● **Work to do**:
Write out all the data again, exactly as it stands.
******************************
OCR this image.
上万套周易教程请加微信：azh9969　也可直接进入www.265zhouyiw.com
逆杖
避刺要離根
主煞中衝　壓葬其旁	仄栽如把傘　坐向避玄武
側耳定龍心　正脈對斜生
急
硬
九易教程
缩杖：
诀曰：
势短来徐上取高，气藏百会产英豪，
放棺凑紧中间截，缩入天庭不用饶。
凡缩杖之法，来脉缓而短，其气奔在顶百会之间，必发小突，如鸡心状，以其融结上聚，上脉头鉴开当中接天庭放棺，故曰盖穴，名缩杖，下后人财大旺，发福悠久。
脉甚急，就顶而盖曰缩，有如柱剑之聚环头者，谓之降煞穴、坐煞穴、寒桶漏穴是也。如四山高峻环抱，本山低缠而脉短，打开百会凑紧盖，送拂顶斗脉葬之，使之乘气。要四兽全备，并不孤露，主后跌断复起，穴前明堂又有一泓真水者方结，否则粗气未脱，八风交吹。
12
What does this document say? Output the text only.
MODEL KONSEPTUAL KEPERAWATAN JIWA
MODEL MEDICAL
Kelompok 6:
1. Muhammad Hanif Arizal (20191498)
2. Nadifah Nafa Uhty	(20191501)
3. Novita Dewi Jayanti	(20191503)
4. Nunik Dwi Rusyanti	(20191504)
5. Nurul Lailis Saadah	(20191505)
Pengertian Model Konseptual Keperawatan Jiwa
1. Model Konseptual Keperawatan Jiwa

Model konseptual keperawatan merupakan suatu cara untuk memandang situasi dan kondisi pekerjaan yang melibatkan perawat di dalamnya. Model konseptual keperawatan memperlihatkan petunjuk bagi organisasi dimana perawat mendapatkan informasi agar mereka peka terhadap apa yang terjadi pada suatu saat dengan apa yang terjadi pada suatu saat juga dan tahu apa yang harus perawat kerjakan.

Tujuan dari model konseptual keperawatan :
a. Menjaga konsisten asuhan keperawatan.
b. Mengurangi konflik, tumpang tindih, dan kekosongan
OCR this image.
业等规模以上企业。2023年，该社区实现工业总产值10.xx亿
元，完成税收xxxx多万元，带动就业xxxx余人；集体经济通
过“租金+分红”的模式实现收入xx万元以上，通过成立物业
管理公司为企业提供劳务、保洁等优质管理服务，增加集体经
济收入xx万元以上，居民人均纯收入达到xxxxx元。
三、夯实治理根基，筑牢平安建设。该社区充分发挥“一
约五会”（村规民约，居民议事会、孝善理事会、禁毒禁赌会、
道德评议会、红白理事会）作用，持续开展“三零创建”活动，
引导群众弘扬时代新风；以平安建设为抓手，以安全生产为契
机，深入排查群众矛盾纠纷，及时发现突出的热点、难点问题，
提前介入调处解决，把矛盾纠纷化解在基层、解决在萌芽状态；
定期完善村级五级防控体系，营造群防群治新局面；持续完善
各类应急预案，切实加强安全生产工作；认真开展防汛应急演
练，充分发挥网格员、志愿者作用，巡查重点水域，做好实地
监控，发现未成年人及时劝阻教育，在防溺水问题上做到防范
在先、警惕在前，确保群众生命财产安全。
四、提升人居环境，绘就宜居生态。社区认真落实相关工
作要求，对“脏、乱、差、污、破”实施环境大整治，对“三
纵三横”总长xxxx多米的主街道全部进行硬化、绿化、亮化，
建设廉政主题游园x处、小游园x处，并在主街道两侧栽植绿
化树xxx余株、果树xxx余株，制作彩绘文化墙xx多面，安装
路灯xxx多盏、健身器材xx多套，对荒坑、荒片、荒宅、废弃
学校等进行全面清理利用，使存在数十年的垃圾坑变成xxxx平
******************************
● **The reply**:
OCR this image.
上万套周易教程请加微信：azh9969　也可直接进入www.265zhouyiw.com
逆杖
避刺要離根
主煞中衝　壓葬其旁	仄栽如把傘　坐向避玄武
側耳定龍心　正脈對斜生
急
硬
九易教程
缩杖：
诀曰：
势短来徐上取高，气藏百会产英豪，
放棺凑紧中间截，缩入天庭不用饶。
凡缩杖之法，来脉缓而短，其气奔在顶百会之间，必发小突，如鸡心状，以其融结上聚，上脉头鉴开当中接天庭放棺，故曰盖穴，名缩杖，下后人财大旺，发福悠久。
脉甚急，就顶而盖曰缩，有如柱剑之聚环头者，谓之降煞穴、坐煞穴、寒桶漏穴是也。如四山高峻环抱，本山低缠而脉短，打开百会凑紧盖，送拂顶斗脉葬之，使之乘气。要四兽全备，并不孤露，主后跌断复起，穴前明堂又有一泓真水者方结，否则粗气未脱，八风交吹。
12
What does this document say? Output the text only.
MODEL KONSEPTUAL KEPERAWATAN JIWA
MODEL MEDICAL
Kelompok 6:
1. Muhammad Hanif Arizal (20191498)
2. Nadifah Nafa Uhty	(20191501)
3. Novita Dewi Jayanti	(20191503)
4. Nunik Dwi Rusyanti	(20191504)
5. Nurul Lailis Saadah	(20191505)
Pengertian Model Konseptual Keperawatan Jiwa
1. Model Konseptual Keperawatan Jiwa

Model konseptual keperawatan merupakan suatu cara untuk memandang situasi dan kondisi pekerjaan yang melibatkan perawat di dalamnya. Model konseptual keperawatan memperlihatkan petunjuk bagi organisasi dimana perawat mendapatkan informasi agar mereka peka terhadap apa yang terjadi pada suatu saat dengan apa yang terjadi pada suatu saat juga dan tahu apa yang harus perawat kerjakan.

Tujuan dari model konseptual keperawatan :
a. Menjaga konsisten asuhan keperawatan.
b. Mengurangi konflik, tumpang tindih, dan kekosongan
OCR this image.
业等规模以上企业。2023年，该社区实现工业总产值10.xx亿
元，完成税收xxxx多万元，带动就业xxxx余人；集体经济通
过“租金+分红”的模式实现收入xx万元以上，通过成立物业
管理公司为企业提供劳务、保洁等优质管理服务，增加集体经
济收入xx万元以上，居民人均纯收入达到xxxxx元。
三、夯实治理根基，筑牢平安建设。该社区充分发挥“一
约五会”（村规民约，居民议事会、孝善理事会、禁毒禁赌会、
道德评议会、红白理事会）作用，持续开展“三零创建”活动，
引导群众弘扬时代新风；以平安建设为抓手，以安全生产为契
机，深入排查群众矛盾纠纷，及时发现突出的热点、难点问题，
提前介入调处解决，把矛盾纠纷化解在基层、解决在萌芽状态；
定期完善村级五级防控体系，营造群防群治新局面；持续完善
各类应急预案，切实加强安全生产工作；认真开展防汛应急演
练，充分发挥网格员、志愿者作用，巡查重点水域，做好实地
监控，发现未成年人及时劝阻教育，在防溺水问题上做到防范
在先、警惕在前，确保群众生命财产安全。
四、提升人居环境，绘就宜居生态。社区认真落实相关工
作要求，对“脏、乱、差、污、破”实施环境大整治，对“三
纵三横”总长xxxx多米的主街道全部进行硬化、绿化、亮化，
建设廉政主题游园x处、小游园x处，并在主街道两侧栽植绿
化树xxx余株、果树xxx余株，制作彩绘文化墙xx多面，安装
路灯xxx多盏、健身器材xx多套，对荒坑、荒片、荒宅、废弃
学校等进行全面清理利用，使存在数十年的垃圾坑变成xxxx平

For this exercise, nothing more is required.